- **PROVIDED DATA**:
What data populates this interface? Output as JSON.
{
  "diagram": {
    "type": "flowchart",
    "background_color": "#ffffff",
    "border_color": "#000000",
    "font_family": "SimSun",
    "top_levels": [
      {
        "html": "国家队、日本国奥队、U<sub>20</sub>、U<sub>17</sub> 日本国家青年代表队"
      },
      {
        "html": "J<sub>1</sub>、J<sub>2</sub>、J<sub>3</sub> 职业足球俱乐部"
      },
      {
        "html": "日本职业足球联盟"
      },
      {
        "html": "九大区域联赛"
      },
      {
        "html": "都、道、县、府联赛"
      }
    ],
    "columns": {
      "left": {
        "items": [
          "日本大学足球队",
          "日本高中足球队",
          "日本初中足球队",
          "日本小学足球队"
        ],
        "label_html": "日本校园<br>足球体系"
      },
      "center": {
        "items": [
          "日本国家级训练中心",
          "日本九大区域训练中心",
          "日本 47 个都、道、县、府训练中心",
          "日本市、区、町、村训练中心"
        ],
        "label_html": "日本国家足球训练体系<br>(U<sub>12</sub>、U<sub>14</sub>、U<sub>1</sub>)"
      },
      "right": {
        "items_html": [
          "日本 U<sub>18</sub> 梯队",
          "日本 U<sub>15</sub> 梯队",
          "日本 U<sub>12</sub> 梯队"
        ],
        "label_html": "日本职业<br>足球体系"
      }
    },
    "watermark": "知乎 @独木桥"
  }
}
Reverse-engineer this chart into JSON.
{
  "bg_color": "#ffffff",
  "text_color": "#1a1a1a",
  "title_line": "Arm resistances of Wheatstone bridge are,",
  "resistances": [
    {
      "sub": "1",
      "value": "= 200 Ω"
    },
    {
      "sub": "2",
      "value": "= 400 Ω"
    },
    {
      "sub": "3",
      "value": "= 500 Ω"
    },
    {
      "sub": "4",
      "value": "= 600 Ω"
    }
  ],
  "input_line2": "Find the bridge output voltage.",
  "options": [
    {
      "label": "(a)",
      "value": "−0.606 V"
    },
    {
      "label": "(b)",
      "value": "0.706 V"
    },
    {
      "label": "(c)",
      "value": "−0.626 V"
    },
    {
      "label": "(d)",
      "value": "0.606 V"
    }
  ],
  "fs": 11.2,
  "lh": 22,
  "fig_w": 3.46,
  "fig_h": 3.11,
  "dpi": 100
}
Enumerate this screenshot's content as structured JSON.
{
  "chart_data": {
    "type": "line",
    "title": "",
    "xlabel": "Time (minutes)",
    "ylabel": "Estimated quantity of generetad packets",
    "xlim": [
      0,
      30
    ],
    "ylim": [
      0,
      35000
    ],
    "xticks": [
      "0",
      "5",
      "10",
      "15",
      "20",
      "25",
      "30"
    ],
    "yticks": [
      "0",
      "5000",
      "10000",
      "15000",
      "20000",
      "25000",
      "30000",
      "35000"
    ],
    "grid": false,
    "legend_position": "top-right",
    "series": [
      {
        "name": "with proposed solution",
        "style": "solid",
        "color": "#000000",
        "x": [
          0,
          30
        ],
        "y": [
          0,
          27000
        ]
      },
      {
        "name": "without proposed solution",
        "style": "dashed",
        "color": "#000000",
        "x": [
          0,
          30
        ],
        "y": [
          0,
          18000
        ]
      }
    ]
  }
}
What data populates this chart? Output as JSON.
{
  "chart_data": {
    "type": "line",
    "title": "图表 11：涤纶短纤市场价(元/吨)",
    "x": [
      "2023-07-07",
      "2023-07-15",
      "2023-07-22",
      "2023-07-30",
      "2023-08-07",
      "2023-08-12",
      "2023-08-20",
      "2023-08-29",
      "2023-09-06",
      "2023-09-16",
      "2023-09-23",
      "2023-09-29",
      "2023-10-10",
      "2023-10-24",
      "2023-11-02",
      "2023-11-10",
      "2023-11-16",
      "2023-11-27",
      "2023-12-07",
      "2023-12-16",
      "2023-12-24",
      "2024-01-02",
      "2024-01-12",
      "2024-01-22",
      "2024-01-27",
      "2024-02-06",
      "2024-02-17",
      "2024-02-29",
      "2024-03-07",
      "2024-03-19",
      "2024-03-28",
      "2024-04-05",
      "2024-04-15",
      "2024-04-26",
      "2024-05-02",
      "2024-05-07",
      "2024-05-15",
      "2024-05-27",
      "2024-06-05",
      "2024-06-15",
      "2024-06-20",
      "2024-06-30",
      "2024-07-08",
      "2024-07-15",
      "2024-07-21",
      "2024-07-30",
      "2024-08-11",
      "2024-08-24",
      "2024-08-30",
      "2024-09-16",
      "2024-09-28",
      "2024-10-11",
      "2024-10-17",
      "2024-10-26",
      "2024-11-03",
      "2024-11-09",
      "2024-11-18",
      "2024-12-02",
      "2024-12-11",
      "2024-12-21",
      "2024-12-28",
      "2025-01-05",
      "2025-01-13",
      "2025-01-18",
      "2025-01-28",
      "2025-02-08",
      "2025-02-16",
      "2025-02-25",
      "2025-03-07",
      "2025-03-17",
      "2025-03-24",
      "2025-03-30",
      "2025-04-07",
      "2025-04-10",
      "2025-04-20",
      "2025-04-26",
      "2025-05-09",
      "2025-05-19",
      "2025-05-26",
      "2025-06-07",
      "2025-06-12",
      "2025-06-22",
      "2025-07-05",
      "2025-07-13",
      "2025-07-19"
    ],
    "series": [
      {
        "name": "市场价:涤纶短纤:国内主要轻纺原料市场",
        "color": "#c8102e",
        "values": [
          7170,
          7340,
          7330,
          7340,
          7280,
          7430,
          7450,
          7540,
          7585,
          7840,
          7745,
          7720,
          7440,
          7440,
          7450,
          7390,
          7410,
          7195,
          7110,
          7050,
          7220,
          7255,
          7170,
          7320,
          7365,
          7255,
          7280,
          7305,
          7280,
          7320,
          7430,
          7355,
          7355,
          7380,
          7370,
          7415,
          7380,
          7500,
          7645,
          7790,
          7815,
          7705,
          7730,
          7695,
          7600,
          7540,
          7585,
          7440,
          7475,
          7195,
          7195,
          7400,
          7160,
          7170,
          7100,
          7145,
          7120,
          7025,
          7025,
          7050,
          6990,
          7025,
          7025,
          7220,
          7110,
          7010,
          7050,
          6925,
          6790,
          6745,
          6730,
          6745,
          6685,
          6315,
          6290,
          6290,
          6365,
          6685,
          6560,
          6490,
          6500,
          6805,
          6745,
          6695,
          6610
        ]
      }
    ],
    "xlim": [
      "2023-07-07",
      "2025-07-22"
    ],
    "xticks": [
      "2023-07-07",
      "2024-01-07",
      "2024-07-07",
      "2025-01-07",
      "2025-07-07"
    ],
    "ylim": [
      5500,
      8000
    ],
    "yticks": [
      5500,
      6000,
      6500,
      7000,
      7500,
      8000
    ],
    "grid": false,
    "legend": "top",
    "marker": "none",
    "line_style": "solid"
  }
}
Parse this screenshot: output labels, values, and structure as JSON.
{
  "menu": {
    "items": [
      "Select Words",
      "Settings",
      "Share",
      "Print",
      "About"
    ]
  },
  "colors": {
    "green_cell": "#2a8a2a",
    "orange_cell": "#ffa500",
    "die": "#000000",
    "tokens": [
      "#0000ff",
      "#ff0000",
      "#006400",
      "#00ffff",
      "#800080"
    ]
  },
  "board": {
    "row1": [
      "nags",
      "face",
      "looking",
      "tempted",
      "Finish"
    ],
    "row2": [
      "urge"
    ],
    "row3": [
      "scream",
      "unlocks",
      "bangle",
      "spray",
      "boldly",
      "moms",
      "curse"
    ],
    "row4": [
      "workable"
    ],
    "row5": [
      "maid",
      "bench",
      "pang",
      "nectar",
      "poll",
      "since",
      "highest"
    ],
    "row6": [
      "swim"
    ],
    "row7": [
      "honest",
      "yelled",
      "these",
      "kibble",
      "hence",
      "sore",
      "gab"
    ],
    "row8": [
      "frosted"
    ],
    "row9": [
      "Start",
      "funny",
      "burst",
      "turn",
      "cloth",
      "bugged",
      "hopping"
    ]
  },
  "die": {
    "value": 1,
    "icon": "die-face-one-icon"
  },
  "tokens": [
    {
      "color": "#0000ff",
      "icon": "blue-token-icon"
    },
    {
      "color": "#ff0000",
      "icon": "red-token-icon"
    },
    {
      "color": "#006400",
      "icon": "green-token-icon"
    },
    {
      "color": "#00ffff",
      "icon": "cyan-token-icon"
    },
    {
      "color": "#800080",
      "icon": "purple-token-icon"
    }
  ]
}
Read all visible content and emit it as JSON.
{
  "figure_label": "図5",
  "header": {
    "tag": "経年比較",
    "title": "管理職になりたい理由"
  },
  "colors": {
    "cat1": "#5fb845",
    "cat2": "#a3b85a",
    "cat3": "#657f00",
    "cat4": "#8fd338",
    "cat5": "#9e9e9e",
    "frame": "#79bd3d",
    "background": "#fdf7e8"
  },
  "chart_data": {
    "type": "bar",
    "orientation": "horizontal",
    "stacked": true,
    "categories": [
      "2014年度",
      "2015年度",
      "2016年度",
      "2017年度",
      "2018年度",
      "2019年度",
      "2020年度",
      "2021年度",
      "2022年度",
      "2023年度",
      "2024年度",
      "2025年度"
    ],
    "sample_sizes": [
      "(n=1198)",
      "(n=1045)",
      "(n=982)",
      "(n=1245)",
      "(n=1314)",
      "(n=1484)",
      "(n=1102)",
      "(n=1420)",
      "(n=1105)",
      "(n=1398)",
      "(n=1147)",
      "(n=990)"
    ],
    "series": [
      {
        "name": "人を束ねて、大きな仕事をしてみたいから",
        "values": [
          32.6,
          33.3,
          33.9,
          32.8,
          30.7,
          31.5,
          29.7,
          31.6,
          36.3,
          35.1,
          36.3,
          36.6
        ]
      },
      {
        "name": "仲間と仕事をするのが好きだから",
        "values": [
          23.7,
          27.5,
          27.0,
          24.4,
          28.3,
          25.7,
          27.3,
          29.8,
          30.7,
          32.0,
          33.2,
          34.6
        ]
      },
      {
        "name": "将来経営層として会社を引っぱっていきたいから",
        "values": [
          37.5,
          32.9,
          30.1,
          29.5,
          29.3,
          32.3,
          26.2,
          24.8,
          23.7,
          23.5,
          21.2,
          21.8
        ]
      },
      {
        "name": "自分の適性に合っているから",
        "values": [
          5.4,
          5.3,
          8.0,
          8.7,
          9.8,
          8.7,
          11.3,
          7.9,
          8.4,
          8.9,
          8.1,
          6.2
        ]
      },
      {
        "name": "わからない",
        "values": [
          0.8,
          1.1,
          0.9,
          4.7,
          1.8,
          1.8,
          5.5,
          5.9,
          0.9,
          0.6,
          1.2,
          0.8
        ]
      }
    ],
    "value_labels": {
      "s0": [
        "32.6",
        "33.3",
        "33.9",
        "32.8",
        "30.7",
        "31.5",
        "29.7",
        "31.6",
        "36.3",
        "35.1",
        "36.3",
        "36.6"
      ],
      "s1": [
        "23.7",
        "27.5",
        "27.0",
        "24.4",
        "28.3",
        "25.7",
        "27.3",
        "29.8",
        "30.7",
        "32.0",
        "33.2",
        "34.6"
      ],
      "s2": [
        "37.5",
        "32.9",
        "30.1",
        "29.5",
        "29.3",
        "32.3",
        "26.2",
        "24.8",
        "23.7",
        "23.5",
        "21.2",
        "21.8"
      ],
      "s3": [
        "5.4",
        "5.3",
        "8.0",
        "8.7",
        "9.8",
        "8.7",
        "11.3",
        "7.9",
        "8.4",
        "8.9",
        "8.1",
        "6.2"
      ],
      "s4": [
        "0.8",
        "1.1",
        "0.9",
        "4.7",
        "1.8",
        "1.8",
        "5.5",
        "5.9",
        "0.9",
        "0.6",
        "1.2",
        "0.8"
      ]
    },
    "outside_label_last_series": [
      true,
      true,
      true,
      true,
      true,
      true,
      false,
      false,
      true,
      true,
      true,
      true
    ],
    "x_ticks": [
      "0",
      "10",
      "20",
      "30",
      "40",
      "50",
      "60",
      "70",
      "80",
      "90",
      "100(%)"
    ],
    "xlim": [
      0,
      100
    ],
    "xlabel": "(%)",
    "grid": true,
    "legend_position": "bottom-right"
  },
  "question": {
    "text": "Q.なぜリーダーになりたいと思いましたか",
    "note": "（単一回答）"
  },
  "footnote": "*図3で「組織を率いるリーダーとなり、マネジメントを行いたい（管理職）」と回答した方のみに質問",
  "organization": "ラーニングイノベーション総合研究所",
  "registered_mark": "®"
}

- **EXERCISE REQUIREMENTS**:
In the listing, find each line with the string "populates" and copy it.

- **ANSWER BELOW**:
What data populates this interface? Output as JSON.
What data populates this chart? Output as JSON.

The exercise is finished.